* _Data excerpts_
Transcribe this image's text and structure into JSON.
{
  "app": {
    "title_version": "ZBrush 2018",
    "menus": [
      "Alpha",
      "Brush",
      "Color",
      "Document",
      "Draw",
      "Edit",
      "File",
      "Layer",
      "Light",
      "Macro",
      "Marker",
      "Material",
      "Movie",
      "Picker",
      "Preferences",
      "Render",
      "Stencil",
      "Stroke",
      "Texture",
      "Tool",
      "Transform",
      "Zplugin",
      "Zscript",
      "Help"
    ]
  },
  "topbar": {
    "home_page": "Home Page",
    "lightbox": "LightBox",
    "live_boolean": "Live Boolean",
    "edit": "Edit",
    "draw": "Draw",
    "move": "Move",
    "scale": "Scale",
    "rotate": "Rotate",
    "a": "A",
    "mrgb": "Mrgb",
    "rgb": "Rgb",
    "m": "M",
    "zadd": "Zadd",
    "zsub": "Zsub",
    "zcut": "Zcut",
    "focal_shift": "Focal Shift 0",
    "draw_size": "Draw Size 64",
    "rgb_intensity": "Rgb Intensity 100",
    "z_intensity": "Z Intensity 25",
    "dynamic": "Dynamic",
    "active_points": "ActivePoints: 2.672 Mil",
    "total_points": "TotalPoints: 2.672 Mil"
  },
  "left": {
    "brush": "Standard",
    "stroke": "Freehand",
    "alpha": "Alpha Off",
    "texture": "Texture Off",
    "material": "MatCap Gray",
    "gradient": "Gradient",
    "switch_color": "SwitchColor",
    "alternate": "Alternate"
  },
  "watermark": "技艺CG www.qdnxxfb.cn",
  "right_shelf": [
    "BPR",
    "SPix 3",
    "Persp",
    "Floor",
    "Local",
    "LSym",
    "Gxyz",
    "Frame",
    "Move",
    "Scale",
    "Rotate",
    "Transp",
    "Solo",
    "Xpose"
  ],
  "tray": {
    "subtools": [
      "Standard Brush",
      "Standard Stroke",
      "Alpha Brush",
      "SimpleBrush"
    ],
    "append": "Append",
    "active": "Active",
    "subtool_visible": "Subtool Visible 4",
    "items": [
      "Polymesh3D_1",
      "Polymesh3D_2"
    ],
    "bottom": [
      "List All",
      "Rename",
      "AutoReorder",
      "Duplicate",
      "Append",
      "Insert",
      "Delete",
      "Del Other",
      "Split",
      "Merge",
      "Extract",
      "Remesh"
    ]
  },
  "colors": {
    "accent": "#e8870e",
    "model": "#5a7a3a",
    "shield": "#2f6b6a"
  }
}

* _Task statement_
Determine the number of lines in the listing that contain the string "Draw". Write that number and nothing else.

* _Reply_
3